### Work to be completed
Output every line of the listing exactly as it appears, from the first line down to the line containing "- sync-icon[interactable]: ⇄: [1766, 87, 1789, 109]", with both of those lines included.

:::

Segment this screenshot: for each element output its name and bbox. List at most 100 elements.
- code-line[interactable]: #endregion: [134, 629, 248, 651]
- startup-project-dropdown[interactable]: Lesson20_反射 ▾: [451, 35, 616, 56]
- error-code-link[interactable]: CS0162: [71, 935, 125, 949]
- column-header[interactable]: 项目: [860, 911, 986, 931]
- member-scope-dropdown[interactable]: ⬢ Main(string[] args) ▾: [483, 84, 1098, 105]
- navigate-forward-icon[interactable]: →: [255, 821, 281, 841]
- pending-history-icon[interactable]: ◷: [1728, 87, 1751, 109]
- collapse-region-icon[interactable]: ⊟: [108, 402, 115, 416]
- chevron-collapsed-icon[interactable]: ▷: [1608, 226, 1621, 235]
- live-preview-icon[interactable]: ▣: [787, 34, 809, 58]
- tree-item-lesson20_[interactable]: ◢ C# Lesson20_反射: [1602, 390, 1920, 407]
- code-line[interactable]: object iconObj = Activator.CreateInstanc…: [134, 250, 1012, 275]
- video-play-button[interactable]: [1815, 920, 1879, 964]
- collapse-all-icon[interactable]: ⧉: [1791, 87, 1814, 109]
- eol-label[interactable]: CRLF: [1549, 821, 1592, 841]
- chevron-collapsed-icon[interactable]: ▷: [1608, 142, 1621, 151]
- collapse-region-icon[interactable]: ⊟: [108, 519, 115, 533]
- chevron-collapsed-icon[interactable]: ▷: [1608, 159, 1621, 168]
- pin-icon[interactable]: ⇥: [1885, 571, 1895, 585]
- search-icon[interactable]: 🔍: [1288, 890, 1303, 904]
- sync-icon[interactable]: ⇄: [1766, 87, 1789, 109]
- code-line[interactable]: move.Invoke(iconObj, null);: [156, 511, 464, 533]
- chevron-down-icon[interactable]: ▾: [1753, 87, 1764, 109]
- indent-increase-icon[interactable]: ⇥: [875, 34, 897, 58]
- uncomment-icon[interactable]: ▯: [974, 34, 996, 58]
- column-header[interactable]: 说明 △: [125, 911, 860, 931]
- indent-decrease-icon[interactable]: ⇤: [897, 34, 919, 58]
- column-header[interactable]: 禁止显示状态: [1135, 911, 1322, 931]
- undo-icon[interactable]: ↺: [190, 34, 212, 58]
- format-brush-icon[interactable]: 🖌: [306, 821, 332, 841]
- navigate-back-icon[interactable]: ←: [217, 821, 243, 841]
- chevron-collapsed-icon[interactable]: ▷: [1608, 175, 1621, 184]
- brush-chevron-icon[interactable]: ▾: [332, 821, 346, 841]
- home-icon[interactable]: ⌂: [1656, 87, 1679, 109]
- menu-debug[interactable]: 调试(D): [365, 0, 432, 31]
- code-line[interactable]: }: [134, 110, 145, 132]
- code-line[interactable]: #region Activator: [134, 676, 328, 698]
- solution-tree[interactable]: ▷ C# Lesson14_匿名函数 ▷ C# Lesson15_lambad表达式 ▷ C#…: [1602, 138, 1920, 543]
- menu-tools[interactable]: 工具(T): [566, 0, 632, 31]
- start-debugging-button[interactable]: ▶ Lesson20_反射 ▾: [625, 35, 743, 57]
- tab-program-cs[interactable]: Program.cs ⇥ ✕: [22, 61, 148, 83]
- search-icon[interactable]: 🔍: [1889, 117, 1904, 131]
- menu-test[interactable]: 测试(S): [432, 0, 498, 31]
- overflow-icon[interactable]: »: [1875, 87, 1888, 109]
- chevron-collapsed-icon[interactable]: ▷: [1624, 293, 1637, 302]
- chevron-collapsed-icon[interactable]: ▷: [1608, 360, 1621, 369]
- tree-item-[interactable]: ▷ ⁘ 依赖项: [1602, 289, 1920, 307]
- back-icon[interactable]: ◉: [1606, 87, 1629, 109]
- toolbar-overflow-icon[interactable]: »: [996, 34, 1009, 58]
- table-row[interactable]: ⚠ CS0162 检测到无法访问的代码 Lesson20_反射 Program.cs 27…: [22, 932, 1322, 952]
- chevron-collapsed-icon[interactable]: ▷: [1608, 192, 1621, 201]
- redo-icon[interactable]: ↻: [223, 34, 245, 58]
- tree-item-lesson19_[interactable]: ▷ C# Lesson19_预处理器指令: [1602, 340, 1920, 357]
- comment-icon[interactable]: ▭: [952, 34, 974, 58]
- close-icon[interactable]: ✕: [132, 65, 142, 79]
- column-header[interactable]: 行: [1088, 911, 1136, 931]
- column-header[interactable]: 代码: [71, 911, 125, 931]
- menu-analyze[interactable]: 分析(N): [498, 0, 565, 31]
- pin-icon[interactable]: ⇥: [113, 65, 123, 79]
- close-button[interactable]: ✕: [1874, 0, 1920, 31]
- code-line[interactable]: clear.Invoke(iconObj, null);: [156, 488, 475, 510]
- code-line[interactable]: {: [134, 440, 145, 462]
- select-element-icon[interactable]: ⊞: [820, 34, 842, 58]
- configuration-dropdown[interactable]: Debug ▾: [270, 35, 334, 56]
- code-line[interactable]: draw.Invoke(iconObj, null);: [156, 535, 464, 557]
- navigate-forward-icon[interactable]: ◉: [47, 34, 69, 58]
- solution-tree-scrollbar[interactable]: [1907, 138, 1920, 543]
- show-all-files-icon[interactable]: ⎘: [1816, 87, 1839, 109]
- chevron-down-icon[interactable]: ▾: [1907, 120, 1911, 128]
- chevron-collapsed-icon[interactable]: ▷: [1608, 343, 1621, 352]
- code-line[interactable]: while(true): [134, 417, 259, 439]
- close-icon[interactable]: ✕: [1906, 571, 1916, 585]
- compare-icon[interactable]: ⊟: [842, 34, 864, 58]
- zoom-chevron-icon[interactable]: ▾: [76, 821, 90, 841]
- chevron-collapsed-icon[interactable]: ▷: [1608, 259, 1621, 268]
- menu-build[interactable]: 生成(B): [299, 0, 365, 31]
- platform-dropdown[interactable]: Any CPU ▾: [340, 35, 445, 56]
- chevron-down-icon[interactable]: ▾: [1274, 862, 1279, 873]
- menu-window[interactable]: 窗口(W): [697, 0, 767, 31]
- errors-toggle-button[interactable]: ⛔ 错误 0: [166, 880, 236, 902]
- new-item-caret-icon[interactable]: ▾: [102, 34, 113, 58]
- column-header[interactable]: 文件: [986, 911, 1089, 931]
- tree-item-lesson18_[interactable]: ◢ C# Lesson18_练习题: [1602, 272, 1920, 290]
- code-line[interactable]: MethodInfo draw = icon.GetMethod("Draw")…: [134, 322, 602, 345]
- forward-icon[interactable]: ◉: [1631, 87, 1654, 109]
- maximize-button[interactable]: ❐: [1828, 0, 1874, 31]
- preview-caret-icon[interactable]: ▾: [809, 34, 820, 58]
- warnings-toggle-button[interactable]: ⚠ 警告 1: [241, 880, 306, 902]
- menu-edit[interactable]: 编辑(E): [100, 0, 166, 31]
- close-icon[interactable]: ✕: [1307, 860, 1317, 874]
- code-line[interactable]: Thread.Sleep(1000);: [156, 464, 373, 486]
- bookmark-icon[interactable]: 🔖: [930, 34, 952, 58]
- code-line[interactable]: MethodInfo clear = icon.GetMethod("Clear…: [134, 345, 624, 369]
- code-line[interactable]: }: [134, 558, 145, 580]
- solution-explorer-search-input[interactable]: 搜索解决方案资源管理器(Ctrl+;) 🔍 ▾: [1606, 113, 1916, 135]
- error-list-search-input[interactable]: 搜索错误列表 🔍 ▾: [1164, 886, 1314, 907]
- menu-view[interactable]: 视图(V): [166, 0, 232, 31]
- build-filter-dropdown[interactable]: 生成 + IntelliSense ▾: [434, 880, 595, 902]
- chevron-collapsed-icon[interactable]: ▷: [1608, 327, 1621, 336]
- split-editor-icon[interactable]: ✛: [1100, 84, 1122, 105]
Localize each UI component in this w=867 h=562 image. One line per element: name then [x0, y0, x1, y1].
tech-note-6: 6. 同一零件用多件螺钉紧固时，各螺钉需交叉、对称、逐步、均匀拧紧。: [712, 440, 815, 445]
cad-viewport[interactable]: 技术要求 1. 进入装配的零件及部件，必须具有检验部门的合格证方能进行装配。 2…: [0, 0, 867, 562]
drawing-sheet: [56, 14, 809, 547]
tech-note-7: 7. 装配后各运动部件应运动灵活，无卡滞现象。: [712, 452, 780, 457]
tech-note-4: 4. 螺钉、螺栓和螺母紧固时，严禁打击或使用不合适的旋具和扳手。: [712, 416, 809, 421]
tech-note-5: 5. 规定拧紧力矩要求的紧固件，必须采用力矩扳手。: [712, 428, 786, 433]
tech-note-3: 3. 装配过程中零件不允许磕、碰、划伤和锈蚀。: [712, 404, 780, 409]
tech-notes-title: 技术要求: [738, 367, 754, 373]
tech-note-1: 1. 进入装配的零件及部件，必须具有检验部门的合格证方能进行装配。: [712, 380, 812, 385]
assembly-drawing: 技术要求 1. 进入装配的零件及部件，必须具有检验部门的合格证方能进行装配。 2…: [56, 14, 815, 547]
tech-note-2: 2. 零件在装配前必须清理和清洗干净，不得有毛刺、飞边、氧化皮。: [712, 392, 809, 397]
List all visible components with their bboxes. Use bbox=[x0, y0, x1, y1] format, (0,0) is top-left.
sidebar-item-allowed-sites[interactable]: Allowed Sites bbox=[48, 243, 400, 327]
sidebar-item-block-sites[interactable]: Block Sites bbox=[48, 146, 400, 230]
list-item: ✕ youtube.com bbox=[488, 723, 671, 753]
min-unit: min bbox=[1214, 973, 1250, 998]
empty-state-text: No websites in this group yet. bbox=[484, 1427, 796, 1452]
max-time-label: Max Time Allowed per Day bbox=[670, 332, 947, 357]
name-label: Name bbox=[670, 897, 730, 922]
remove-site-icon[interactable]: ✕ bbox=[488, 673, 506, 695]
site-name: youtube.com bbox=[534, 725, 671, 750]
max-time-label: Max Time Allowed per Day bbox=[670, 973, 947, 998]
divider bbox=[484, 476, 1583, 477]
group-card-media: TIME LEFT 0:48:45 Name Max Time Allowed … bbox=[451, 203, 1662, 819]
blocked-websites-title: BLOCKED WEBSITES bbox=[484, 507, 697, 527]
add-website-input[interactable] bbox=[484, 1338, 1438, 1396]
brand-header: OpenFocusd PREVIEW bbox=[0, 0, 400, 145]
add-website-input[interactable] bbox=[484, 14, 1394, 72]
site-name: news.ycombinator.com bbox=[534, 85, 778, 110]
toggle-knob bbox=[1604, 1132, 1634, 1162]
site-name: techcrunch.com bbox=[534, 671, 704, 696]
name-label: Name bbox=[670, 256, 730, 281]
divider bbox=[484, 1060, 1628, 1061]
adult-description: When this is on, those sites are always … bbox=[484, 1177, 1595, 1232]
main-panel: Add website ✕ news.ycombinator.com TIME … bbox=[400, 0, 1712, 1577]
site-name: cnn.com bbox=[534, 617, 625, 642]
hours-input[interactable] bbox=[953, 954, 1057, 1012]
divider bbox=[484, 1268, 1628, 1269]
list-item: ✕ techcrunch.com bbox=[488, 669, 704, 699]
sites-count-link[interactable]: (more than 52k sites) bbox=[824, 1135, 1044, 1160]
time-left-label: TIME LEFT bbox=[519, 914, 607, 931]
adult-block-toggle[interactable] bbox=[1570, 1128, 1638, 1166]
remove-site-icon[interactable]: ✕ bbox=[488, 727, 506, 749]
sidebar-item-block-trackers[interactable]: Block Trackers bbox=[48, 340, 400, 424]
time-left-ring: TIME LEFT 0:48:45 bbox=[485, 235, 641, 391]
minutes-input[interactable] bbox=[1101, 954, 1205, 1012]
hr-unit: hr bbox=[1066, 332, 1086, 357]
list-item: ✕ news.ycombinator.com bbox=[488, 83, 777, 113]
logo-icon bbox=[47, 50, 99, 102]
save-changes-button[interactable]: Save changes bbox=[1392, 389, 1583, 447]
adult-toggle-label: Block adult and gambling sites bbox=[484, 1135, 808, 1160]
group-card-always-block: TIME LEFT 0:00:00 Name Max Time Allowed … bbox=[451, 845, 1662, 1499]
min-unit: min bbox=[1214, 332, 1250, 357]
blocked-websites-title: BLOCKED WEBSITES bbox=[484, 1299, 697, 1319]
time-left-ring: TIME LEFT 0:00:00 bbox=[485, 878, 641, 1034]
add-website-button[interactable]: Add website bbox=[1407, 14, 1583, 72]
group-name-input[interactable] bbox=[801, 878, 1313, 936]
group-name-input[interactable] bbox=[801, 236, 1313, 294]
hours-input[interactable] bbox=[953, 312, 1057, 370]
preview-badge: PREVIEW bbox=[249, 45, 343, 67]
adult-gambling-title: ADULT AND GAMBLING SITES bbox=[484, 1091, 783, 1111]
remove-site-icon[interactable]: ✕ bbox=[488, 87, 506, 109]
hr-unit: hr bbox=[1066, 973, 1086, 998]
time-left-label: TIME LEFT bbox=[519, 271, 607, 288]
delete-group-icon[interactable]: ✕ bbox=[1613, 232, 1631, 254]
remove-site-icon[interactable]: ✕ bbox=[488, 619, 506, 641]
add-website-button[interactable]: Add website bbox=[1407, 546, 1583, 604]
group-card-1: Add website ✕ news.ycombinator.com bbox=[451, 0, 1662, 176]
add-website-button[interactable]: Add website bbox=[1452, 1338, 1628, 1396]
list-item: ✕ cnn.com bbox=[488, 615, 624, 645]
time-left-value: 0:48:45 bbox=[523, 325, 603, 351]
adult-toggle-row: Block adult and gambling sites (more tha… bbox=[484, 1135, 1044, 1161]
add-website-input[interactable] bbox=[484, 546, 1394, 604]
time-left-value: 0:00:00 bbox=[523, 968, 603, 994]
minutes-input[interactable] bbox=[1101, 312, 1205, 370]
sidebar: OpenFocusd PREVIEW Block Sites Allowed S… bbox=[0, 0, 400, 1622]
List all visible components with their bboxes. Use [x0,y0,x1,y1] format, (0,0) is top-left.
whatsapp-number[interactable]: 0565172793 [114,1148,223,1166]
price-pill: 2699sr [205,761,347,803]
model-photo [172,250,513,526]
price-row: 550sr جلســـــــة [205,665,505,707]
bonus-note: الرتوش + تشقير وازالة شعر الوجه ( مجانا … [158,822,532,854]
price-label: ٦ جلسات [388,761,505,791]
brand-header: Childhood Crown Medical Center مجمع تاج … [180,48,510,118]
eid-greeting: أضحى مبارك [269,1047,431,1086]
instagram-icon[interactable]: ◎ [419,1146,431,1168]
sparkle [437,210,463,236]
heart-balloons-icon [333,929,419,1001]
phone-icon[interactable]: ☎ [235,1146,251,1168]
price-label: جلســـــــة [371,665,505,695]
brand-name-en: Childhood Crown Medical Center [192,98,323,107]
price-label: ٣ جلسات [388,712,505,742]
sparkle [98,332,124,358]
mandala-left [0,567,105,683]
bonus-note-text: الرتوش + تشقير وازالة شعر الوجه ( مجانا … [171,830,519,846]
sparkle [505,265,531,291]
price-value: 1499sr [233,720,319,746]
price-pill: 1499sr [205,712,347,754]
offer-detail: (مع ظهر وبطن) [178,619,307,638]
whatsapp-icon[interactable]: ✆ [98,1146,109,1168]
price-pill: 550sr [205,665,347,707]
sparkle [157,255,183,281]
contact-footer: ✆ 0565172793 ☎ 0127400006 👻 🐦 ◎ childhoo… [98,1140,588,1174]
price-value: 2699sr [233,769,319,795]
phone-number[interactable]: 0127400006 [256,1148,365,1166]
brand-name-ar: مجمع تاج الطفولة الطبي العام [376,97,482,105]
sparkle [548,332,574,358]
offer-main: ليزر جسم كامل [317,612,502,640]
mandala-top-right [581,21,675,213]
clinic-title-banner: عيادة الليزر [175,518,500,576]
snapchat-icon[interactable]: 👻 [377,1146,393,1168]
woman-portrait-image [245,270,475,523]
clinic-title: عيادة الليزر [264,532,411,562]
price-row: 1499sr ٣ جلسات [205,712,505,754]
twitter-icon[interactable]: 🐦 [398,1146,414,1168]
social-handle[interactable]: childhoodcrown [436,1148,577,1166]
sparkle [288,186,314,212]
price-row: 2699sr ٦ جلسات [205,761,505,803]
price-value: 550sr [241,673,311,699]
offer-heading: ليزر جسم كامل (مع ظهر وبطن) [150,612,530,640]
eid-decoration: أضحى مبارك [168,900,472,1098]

:::

### Correct response
Segment this screenshot: for each element output its name and bbox. List at most 100 elements.
- code-line[interactable]: #endregion: [134, 629, 248, 651]
- startup-project-dropdown[interactable]: Lesson20_反射 ▾: [451, 35, 616, 56]
- error-code-link[interactable]: CS0162: [71, 935, 125, 949]
- column-header[interactable]: 项目: [860, 911, 986, 931]
- member-scope-dropdown[interactable]: ⬢ Main(string[] args) ▾: [483, 84, 1098, 105]
- navigate-forward-icon[interactable]: →: [255, 821, 281, 841]
- pending-history-icon[interactable]: ◷: [1728, 87, 1751, 109]
- collapse-region-icon[interactable]: ⊟: [108, 402, 115, 416]
- chevron-collapsed-icon[interactable]: ▷: [1608, 226, 1621, 235]
- live-preview-icon[interactable]: ▣: [787, 34, 809, 58]
- tree-item-lesson20_[interactable]: ◢ C# Lesson20_反射: [1602, 390, 1920, 407]
- code-line[interactable]: object iconObj = Activator.CreateInstanc…: [134, 250, 1012, 275]
- video-play-button[interactable]: [1815, 920, 1879, 964]
- collapse-all-icon[interactable]: ⧉: [1791, 87, 1814, 109]
- eol-label[interactable]: CRLF: [1549, 821, 1592, 841]
- chevron-collapsed-icon[interactable]: ▷: [1608, 142, 1621, 151]
- collapse-region-icon[interactable]: ⊟: [108, 519, 115, 533]
- chevron-collapsed-icon[interactable]: ▷: [1608, 159, 1621, 168]
- pin-icon[interactable]: ⇥: [1885, 571, 1895, 585]
- search-icon[interactable]: 🔍: [1288, 890, 1303, 904]
- sync-icon[interactable]: ⇄: [1766, 87, 1789, 109]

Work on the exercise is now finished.